§ CHALLENGE
Transcribe the whole listing without a single picture.
┌──
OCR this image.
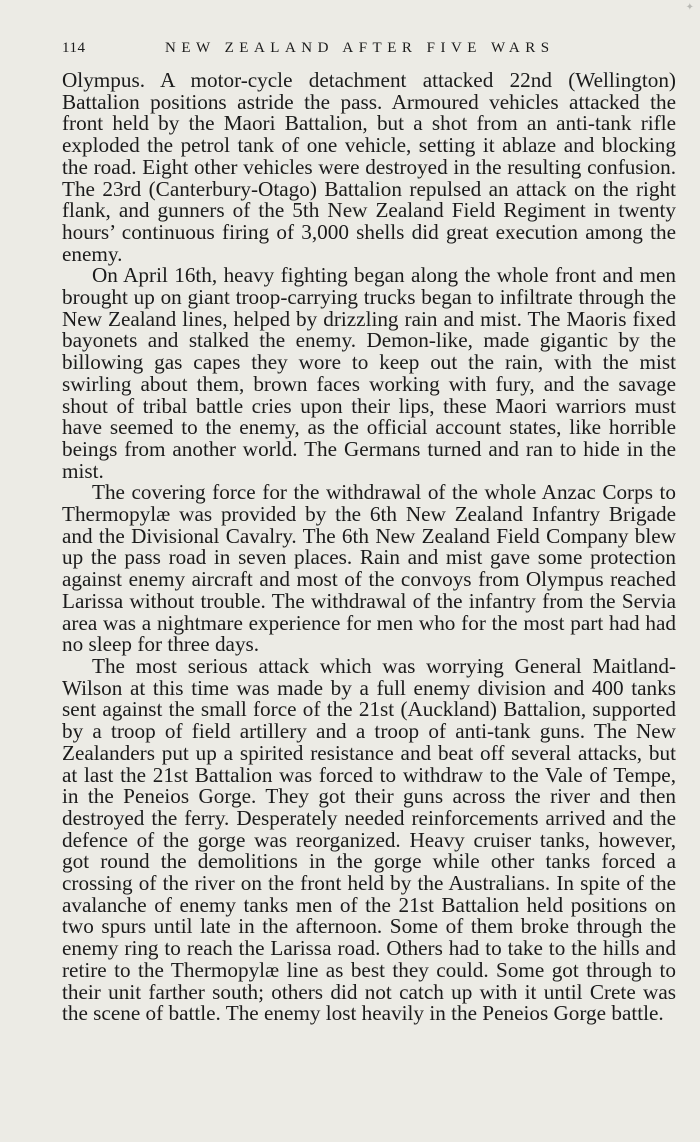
✦
114	NEW ZEALAND AFTER FIVE WARS

Olympus. A motor-cycle detachment attacked 22nd (Wellington) Battalion positions astride the pass. Armoured vehicles attacked the front held by the Maori Battalion, but a shot from an anti-tank rifle exploded the petrol tank of one vehicle, setting it ablaze and blocking the road. Eight other vehicles were destroyed in the resulting confusion. The 23rd (Canterbury-Otago) Battalion repulsed an attack on the right flank, and gunners of the 5th New Zealand Field Regiment in twenty hours’ continuous firing of 3,000 shells did great execution among the enemy.

On April 16th, heavy fighting began along the whole front and men brought up on giant troop-carrying trucks began to infiltrate through the New Zealand lines, helped by drizzling rain and mist. The Maoris fixed bayonets and stalked the enemy. Demon-like, made gigantic by the billowing gas capes they wore to keep out the rain, with the mist swirling about them, brown faces working with fury, and the savage shout of tribal battle cries upon their lips, these Maori warriors must have seemed to the enemy, as the official account states, like horrible beings from another world. The Germans turned and ran to hide in the mist.

The covering force for the withdrawal of the whole Anzac Corps to Thermopylæ was provided by the 6th New Zealand Infantry Brigade and the Divisional Cavalry. The 6th New Zealand Field Company blew up the pass road in seven places. Rain and mist gave some protection against enemy aircraft and most of the convoys from Olympus reached Larissa without trouble. The withdrawal of the infantry from the Servia area was a nightmare experience for men who for the most part had had no sleep for three days.

The most serious attack which was worrying General Maitland-Wilson at this time was made by a full enemy division and 400 tanks sent against the small force of the 21st (Auckland) Battalion, supported by a troop of field artillery and a troop of anti-tank guns. The New Zealanders put up a spirited resistance and beat off several attacks, but at last the 21st Battalion was forced to withdraw to the Vale of Tempe, in the Peneios Gorge. They got their guns across the river and then destroyed the ferry. Desperately needed reinforcements arrived and the defence of the gorge was reorganized. Heavy cruiser tanks, however, got round the demolitions in the gorge while other tanks forced a crossing of the river on the front held by the Australians. In spite of the avalanche of enemy tanks men of the 21st Battalion held positions on two spurs until late in the afternoon. Some of them broke through the enemy ring to reach the Larissa road. Others had to take to the hills and retire to the Thermopylæ line as best they could. Some got through to their unit farther south; others did not catch up with it until Crete was the scene of battle. The enemy lost heavily in the Peneios Gorge battle.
└──
§ RESULT FOR THIS TASK
OCR this image.
✦
114	NEW ZEALAND AFTER FIVE WARS

Olympus. A motor-cycle detachment attacked 22nd (Wellington) Battalion positions astride the pass. Armoured vehicles attacked the front held by the Maori Battalion, but a shot from an anti-tank rifle exploded the petrol tank of one vehicle, setting it ablaze and blocking the road. Eight other vehicles were destroyed in the resulting confusion. The 23rd (Canterbury-Otago) Battalion repulsed an attack on the right flank, and gunners of the 5th New Zealand Field Regiment in twenty hours’ continuous firing of 3,000 shells did great execution among the enemy.

On April 16th, heavy fighting began along the whole front and men brought up on giant troop-carrying trucks began to infiltrate through the New Zealand lines, helped by drizzling rain and mist. The Maoris fixed bayonets and stalked the enemy. Demon-like, made gigantic by the billowing gas capes they wore to keep out the rain, with the mist swirling about them, brown faces working with fury, and the savage shout of tribal battle cries upon their lips, these Maori warriors must have seemed to the enemy, as the official account states, like horrible beings from another world. The Germans turned and ran to hide in the mist.

The covering force for the withdrawal of the whole Anzac Corps to Thermopylæ was provided by the 6th New Zealand Infantry Brigade and the Divisional Cavalry. The 6th New Zealand Field Company blew up the pass road in seven places. Rain and mist gave some protection against enemy aircraft and most of the convoys from Olympus reached Larissa without trouble. The withdrawal of the infantry from the Servia area was a nightmare experience for men who for the most part had had no sleep for three days.

The most serious attack which was worrying General Maitland-Wilson at this time was made by a full enemy division and 400 tanks sent against the small force of the 21st (Auckland) Battalion, supported by a troop of field artillery and a troop of anti-tank guns. The New Zealanders put up a spirited resistance and beat off several attacks, but at last the 21st Battalion was forced to withdraw to the Vale of Tempe, in the Peneios Gorge. They got their guns across the river and then destroyed the ferry. Desperately needed reinforcements arrived and the defence of the gorge was reorganized. Heavy cruiser tanks, however, got round the demolitions in the gorge while other tanks forced a crossing of the river on the front held by the Australians. In spite of the avalanche of enemy tanks men of the 21st Battalion held positions on two spurs until late in the afternoon. Some of them broke through the enemy ring to reach the Larissa road. Others had to take to the hills and retire to the Thermopylæ line as best they could. Some got through to their unit farther south; others did not catch up with it until Crete was the scene of battle. The enemy lost heavily in the Peneios Gorge battle.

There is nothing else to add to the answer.